Instructions to follow: Output the material below in its entirety, exactly as given.

Source records:
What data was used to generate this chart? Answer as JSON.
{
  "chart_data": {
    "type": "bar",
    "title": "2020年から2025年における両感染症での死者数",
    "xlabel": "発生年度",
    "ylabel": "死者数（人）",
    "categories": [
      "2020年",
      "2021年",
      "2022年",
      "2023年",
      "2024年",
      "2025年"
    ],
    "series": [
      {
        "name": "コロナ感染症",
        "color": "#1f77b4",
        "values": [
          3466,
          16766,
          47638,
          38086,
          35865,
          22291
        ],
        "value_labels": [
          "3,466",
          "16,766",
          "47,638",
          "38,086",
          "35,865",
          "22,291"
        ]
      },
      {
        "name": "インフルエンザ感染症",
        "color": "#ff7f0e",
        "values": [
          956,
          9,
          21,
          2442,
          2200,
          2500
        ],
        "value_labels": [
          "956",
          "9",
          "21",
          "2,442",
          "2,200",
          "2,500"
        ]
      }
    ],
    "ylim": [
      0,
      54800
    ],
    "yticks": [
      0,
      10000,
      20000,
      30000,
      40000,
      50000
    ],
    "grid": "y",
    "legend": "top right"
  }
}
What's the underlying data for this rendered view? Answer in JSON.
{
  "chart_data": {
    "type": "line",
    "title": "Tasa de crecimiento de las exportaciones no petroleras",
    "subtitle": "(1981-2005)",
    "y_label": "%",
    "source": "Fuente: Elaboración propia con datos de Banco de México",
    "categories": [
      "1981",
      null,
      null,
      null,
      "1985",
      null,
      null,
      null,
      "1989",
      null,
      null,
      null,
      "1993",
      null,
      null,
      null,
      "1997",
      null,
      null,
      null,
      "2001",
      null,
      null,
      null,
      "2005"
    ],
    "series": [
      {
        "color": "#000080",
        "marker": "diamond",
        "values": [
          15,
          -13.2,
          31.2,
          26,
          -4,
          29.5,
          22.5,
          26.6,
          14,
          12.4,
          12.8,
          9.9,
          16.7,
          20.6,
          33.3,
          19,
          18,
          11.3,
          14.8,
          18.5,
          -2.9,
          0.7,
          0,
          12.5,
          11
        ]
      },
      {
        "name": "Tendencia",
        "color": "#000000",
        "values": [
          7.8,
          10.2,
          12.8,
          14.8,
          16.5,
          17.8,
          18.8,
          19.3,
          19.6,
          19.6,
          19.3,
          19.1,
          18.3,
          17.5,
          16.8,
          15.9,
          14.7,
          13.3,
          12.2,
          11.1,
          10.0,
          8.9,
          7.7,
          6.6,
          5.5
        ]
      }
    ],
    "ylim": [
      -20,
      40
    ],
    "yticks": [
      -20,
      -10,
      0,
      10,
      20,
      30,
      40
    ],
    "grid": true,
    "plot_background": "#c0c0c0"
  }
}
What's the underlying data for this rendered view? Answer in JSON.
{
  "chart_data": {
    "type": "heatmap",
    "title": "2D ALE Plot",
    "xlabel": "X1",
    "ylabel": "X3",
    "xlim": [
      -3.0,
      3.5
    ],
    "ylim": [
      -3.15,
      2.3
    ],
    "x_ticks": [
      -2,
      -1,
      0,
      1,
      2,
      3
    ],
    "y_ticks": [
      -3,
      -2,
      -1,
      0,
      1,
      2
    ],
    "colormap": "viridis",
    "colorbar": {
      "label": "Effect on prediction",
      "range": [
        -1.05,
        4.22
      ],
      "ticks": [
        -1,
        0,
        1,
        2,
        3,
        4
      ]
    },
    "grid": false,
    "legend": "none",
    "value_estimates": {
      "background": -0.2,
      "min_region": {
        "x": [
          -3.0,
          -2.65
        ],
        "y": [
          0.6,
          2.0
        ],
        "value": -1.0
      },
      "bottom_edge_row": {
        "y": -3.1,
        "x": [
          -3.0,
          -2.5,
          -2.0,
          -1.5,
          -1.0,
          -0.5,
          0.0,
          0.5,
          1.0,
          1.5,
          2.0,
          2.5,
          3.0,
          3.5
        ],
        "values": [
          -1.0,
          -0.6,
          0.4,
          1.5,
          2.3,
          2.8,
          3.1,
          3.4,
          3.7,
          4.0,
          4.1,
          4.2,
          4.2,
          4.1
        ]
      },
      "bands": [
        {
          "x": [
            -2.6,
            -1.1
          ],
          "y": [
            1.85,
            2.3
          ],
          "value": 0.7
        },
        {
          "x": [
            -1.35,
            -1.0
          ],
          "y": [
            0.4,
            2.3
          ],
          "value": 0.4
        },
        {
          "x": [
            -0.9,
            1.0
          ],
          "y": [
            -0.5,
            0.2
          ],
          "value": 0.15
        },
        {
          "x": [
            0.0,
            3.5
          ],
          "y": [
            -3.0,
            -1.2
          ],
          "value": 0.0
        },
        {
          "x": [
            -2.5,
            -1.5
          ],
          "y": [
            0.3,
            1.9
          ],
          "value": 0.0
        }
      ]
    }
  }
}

Response below:
What data was used to generate this chart? Answer as JSON.
{
  "chart_data": {
    "type": "bar",
    "title": "2020年から2025年における両感染症での死者数",
    "xlabel": "発生年度",
    "ylabel": "死者数（人）",
    "categories": [
      "2020年",
      "2021年",
      "2022年",
      "2023年",
      "2024年",
      "2025年"
    ],
    "series": [
      {
        "name": "コロナ感染症",
        "color": "#1f77b4",
        "values": [
          3466,
          16766,
          47638,
          38086,
          35865,
          22291
        ],
        "value_labels": [
          "3,466",
          "16,766",
          "47,638",
          "38,086",
          "35,865",
          "22,291"
        ]
      },
      {
        "name": "インフルエンザ感染症",
        "color": "#ff7f0e",
        "values": [
          956,
          9,
          21,
          2442,
          2200,
          2500
        ],
        "value_labels": [
          "956",
          "9",
          "21",
          "2,442",
          "2,200",
          "2,500"
        ]
      }
    ],
    "ylim": [
      0,
      54800
    ],
    "yticks": [
      0,
      10000,
      20000,
      30000,
      40000,
      50000
    ],
    "grid": "y",
    "legend": "top right"
  }
}
What's the underlying data for this rendered view? Answer in JSON.
{
  "chart_data": {
    "type": "line",
    "title": "Tasa de crecimiento de las exportaciones no petroleras",
    "subtitle": "(1981-2005)",
    "y_label": "%",
    "source": "Fuente: Elaboración propia con datos de Banco de México",
    "categories": [
      "1981",
      null,
      null,
      null,
      "1985",
      null,
      null,
      null,
      "1989",
      null,
      null,
      null,
      "1993",
      null,
      null,
      null,
      "1997",
      null,
      null,
      null,
      "2001",
      null,
      null,
      null,
      "2005"
    ],
    "series": [
      {
        "color": "#000080",
        "marker": "diamond",
        "values": [
          15,
          -13.2,
          31.2,
          26,
          -4,
          29.5,
          22.5,
          26.6,
          14,
          12.4,
          12.8,
          9.9,
          16.7,
          20.6,
          33.3,
          19,
          18,
          11.3,
          14.8,
          18.5,
          -2.9,
          0.7,
          0,
          12.5,
          11
        ]
      },
      {
        "name": "Tendencia",
        "color": "#000000",
        "values": [
          7.8,
          10.2,
          12.8,
          14.8,
          16.5,
          17.8,
          18.8,
          19.3,
          19.6,
          19.6,
          19.3,
          19.1,
          18.3,
          17.5,
          16.8,
          15.9,
          14.7,
          13.3,
          12.2,
          11.1,
          10.0,
          8.9,
          7.7,
          6.6,
          5.5
        ]
      }
    ],
    "ylim": [
      -20,
      40
    ],
    "yticks": [
      -20,
      -10,
      0,
      10,
      20,
      30,
      40
    ],
    "grid": true,
    "plot_background": "#c0c0c0"
  }
}
What's the underlying data for this rendered view? Answer in JSON.
{
  "chart_data": {
    "type": "heatmap",
    "title": "2D ALE Plot",
    "xlabel": "X1",
    "ylabel": "X3",
    "xlim": [
      -3.0,
      3.5
    ],
    "ylim": [
      -3.15,
      2.3
    ],
    "x_ticks": [
      -2,
      -1,
      0,
      1,
      2,
      3
    ],
    "y_ticks": [
      -3,
      -2,
      -1,
      0,
      1,
      2
    ],
    "colormap": "viridis",
    "colorbar": {
      "label": "Effect on prediction",
      "range": [
        -1.05,
        4.22
      ],
      "ticks": [
        -1,
        0,
        1,
        2,
        3,
        4
      ]
    },
    "grid": false,
    "legend": "none",
    "value_estimates": {
      "background": -0.2,
      "min_region": {
        "x": [
          -3.0,
          -2.65
        ],
        "y": [
          0.6,
          2.0
        ],
        "value": -1.0
      },
      "bottom_edge_row": {
        "y": -3.1,
        "x": [
          -3.0,
          -2.5,
          -2.0,
          -1.5,
          -1.0,
          -0.5,
          0.0,
          0.5,
          1.0,
          1.5,
          2.0,
          2.5,
          3.0,
          3.5
        ],
        "values": [
          -1.0,
          -0.6,
          0.4,
          1.5,
          2.3,
          2.8,
          3.1,
          3.4,
          3.7,
          4.0,
          4.1,
          4.2,
          4.2,
          4.1
        ]
      },
      "bands": [
        {
          "x": [
            -2.6,
            -1.1
          ],
          "y": [
            1.85,
            2.3
          ],
          "value": 0.7
        },
        {
          "x": [
            -1.35,
            -1.0
          ],
          "y": [
            0.4,
            2.3
          ],
          "value": 0.4
        },
        {
          "x": [
            -0.9,
            1.0
          ],
          "y": [
            -0.5,
            0.2
          ],
          "value": 0.15
        },
        {
          "x": [
            0.0,
            3.5
          ],
          "y": [
            -3.0,
            -1.2
          ],
          "value": 0.0
        },
        {
          "x": [
            -2.5,
            -1.5
          ],
          "y": [
            0.3,
            1.9
          ],
          "value": 0.0
        }
      ]
    }
  }
}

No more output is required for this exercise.